EXCERPTED RECORDS:

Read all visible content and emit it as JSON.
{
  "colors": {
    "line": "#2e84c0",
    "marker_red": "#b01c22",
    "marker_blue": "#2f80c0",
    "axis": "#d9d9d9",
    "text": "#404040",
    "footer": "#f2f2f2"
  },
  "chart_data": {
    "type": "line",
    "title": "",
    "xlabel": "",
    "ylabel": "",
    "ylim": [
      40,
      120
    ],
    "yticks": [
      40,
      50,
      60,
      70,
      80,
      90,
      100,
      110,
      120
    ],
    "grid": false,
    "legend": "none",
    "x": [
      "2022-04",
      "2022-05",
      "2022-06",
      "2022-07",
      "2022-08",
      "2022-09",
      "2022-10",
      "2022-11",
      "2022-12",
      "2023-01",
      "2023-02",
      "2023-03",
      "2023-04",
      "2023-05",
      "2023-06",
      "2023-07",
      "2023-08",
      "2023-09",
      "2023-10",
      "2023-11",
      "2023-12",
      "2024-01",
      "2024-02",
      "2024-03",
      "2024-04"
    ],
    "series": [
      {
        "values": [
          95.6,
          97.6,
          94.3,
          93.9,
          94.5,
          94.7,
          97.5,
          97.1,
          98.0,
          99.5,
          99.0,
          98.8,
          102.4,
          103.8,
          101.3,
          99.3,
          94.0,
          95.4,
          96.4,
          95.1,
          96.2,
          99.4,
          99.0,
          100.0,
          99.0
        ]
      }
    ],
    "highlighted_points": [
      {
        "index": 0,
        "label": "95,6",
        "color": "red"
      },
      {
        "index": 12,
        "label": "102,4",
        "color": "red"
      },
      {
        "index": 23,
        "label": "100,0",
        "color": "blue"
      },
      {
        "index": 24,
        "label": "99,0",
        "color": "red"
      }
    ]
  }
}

DO THIS: Copy the data above exactly. Every line must be included.

TASK OUTPUT:
Read all visible content and emit it as JSON.
{
  "colors": {
    "line": "#2e84c0",
    "marker_red": "#b01c22",
    "marker_blue": "#2f80c0",
    "axis": "#d9d9d9",
    "text": "#404040",
    "footer": "#f2f2f2"
  },
  "chart_data": {
    "type": "line",
    "title": "",
    "xlabel": "",
    "ylabel": "",
    "ylim": [
      40,
      120
    ],
    "yticks": [
      40,
      50,
      60,
      70,
      80,
      90,
      100,
      110,
      120
    ],
    "grid": false,
    "legend": "none",
    "x": [
      "2022-04",
      "2022-05",
      "2022-06",
      "2022-07",
      "2022-08",
      "2022-09",
      "2022-10",
      "2022-11",
      "2022-12",
      "2023-01",
      "2023-02",
      "2023-03",
      "2023-04",
      "2023-05",
      "2023-06",
      "2023-07",
      "2023-08",
      "2023-09",
      "2023-10",
      "2023-11",
      "2023-12",
      "2024-01",
      "2024-02",
      "2024-03",
      "2024-04"
    ],
    "series": [
      {
        "values": [
          95.6,
          97.6,
          94.3,
          93.9,
          94.5,
          94.7,
          97.5,
          97.1,
          98.0,
          99.5,
          99.0,
          98.8,
          102.4,
          103.8,
          101.3,
          99.3,
          94.0,
          95.4,
          96.4,
          95.1,
          96.2,
          99.4,
          99.0,
          100.0,
          99.0
        ]
      }
    ],
    "highlighted_points": [
      {
        "index": 0,
        "label": "95,6",
        "color": "red"
      },
      {
        "index": 12,
        "label": "102,4",
        "color": "red"
      },
      {
        "index": 23,
        "label": "100,0",
        "color": "blue"
      },
      {
        "index": 24,
        "label": "99,0",
        "color": "red"
      }
    ]
  }
}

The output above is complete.